LISTED RECORDS:
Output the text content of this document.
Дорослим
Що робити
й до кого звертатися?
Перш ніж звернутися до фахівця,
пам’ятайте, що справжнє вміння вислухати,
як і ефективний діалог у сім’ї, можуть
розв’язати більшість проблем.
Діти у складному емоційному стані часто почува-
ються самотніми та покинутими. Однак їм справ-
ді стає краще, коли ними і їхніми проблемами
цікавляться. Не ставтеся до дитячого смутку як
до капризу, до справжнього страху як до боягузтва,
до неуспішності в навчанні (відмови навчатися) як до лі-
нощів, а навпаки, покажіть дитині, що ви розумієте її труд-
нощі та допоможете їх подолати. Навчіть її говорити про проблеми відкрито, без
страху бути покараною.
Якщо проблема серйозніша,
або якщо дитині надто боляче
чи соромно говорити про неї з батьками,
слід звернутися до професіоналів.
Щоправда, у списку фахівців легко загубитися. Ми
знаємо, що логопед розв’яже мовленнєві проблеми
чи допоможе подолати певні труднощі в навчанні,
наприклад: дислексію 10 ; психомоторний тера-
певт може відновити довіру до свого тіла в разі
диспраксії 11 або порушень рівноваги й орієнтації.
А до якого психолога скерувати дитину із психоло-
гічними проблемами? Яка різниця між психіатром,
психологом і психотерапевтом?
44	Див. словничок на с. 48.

WHAT YOU HAVE TO DO: Identify each line in the records above containing the word "подолати"; copy those lines.

FINAL RESULT:
нощі та допоможете їх подолати. Навчіть її говорити про проблеми відкрито, без
чи допоможе подолати певні труднощі в навчанні,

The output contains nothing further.